Goal of the exercise: Each entry should be quoted word for word, including every mark of punctuation.

╭─ Exercise material

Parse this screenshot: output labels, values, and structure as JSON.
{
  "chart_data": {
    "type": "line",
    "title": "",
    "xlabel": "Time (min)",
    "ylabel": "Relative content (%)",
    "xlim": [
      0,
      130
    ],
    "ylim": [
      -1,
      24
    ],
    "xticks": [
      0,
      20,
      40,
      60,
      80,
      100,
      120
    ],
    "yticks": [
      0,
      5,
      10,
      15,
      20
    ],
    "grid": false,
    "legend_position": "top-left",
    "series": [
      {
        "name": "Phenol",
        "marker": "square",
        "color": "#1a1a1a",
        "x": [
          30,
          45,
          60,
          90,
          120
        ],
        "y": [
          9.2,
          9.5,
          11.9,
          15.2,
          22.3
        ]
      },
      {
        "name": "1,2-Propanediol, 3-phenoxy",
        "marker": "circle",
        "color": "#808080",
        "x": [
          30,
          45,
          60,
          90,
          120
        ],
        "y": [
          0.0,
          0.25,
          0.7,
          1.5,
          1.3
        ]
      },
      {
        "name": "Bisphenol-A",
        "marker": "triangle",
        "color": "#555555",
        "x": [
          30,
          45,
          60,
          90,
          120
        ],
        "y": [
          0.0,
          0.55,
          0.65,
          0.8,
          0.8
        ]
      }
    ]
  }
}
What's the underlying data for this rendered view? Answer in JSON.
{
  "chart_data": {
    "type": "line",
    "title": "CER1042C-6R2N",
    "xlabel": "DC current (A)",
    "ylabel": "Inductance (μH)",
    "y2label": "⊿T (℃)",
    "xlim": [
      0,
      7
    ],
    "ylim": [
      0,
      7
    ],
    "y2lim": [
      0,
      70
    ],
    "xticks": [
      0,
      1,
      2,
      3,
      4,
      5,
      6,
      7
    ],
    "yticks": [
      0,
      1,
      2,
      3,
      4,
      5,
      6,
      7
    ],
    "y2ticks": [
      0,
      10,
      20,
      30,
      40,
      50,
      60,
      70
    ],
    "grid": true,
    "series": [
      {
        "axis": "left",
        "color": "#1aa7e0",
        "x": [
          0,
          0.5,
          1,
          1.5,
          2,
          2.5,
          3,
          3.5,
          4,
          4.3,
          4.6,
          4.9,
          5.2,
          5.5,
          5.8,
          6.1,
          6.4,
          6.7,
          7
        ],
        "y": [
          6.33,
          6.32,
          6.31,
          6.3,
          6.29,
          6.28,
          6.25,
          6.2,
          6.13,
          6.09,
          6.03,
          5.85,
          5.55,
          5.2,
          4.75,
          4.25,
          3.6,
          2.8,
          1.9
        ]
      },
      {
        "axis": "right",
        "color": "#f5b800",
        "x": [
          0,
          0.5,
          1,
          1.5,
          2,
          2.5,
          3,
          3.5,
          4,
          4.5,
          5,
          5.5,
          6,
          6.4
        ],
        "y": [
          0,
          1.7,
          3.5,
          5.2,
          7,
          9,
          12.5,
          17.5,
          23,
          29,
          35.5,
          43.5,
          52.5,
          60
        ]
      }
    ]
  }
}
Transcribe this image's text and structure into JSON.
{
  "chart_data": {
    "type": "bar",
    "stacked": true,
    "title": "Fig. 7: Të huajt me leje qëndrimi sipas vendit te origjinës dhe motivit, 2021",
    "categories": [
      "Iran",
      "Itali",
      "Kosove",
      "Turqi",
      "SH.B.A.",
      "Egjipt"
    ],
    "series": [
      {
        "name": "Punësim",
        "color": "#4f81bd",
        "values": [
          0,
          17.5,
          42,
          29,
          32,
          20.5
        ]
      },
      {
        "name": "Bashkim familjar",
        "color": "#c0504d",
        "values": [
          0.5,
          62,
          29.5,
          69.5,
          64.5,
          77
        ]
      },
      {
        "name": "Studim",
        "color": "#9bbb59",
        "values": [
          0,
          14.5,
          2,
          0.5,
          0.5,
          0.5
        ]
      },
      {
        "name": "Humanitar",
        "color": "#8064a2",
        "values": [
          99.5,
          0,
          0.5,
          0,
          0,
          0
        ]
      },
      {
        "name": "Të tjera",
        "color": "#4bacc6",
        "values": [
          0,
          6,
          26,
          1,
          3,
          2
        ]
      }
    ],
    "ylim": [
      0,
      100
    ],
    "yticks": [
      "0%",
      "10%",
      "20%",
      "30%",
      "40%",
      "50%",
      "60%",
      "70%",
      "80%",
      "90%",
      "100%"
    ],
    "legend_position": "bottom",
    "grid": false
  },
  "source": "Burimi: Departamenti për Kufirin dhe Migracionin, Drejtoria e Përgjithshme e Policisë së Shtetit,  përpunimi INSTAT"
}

╰─

Output for this task:
Parse this screenshot: output labels, values, and structure as JSON.
{
  "chart_data": {
    "type": "line",
    "title": "",
    "xlabel": "Time (min)",
    "ylabel": "Relative content (%)",
    "xlim": [
      0,
      130
    ],
    "ylim": [
      -1,
      24
    ],
    "xticks": [
      0,
      20,
      40,
      60,
      80,
      100,
      120
    ],
    "yticks": [
      0,
      5,
      10,
      15,
      20
    ],
    "grid": false,
    "legend_position": "top-left",
    "series": [
      {
        "name": "Phenol",
        "marker": "square",
        "color": "#1a1a1a",
        "x": [
          30,
          45,
          60,
          90,
          120
        ],
        "y": [
          9.2,
          9.5,
          11.9,
          15.2,
          22.3
        ]
      },
      {
        "name": "1,2-Propanediol, 3-phenoxy",
        "marker": "circle",
        "color": "#808080",
        "x": [
          30,
          45,
          60,
          90,
          120
        ],
        "y": [
          0.0,
          0.25,
          0.7,
          1.5,
          1.3
        ]
      },
      {
        "name": "Bisphenol-A",
        "marker": "triangle",
        "color": "#555555",
        "x": [
          30,
          45,
          60,
          90,
          120
        ],
        "y": [
          0.0,
          0.55,
          0.65,
          0.8,
          0.8
        ]
      }
    ]
  }
}
What's the underlying data for this rendered view? Answer in JSON.
{
  "chart_data": {
    "type": "line",
    "title": "CER1042C-6R2N",
    "xlabel": "DC current (A)",
    "ylabel": "Inductance (μH)",
    "y2label": "⊿T (℃)",
    "xlim": [
      0,
      7
    ],
    "ylim": [
      0,
      7
    ],
    "y2lim": [
      0,
      70
    ],
    "xticks": [
      0,
      1,
      2,
      3,
      4,
      5,
      6,
      7
    ],
    "yticks": [
      0,
      1,
      2,
      3,
      4,
      5,
      6,
      7
    ],
    "y2ticks": [
      0,
      10,
      20,
      30,
      40,
      50,
      60,
      70
    ],
    "grid": true,
    "series": [
      {
        "axis": "left",
        "color": "#1aa7e0",
        "x": [
          0,
          0.5,
          1,
          1.5,
          2,
          2.5,
          3,
          3.5,
          4,
          4.3,
          4.6,
          4.9,
          5.2,
          5.5,
          5.8,
          6.1,
          6.4,
          6.7,
          7
        ],
        "y": [
          6.33,
          6.32,
          6.31,
          6.3,
          6.29,
          6.28,
          6.25,
          6.2,
          6.13,
          6.09,
          6.03,
          5.85,
          5.55,
          5.2,
          4.75,
          4.25,
          3.6,
          2.8,
          1.9
        ]
      },
      {
        "axis": "right",
        "color": "#f5b800",
        "x": [
          0,
          0.5,
          1,
          1.5,
          2,
          2.5,
          3,
          3.5,
          4,
          4.5,
          5,
          5.5,
          6,
          6.4
        ],
        "y": [
          0,
          1.7,
          3.5,
          5.2,
          7,
          9,
          12.5,
          17.5,
          23,
          29,
          35.5,
          43.5,
          52.5,
          60
        ]
      }
    ]
  }
}
Transcribe this image's text and structure into JSON.
{
  "chart_data": {
    "type": "bar",
    "stacked": true,
    "title": "Fig. 7: Të huajt me leje qëndrimi sipas vendit te origjinës dhe motivit, 2021",
    "categories": [
      "Iran",
      "Itali",
      "Kosove",
      "Turqi",
      "SH.B.A.",
      "Egjipt"
    ],
    "series": [
      {
        "name": "Punësim",
        "color": "#4f81bd",
        "values": [
          0,
          17.5,
          42,
          29,
          32,
          20.5
        ]
      },
      {
        "name": "Bashkim familjar",
        "color": "#c0504d",
        "values": [
          0.5,
          62,
          29.5,
          69.5,
          64.5,
          77
        ]
      },
      {
        "name": "Studim",
        "color": "#9bbb59",
        "values": [
          0,
          14.5,
          2,
          0.5,
          0.5,
          0.5
        ]
      },
      {
        "name": "Humanitar",
        "color": "#8064a2",
        "values": [
          99.5,
          0,
          0.5,
          0,
          0,
          0
        ]
      },
      {
        "name": "Të tjera",
        "color": "#4bacc6",
        "values": [
          0,
          6,
          26,
          1,
          3,
          2
        ]
      }
    ],
    "ylim": [
      0,
      100
    ],
    "yticks": [
      "0%",
      "10%",
      "20%",
      "30%",
      "40%",
      "50%",
      "60%",
      "70%",
      "80%",
      "90%",
      "100%"
    ],
    "legend_position": "bottom",
    "grid": false
  },
  "source": "Burimi: Departamenti për Kufirin dhe Migracionin, Drejtoria e Përgjithshme e Policisë së Shtetit,  përpunimi INSTAT"
}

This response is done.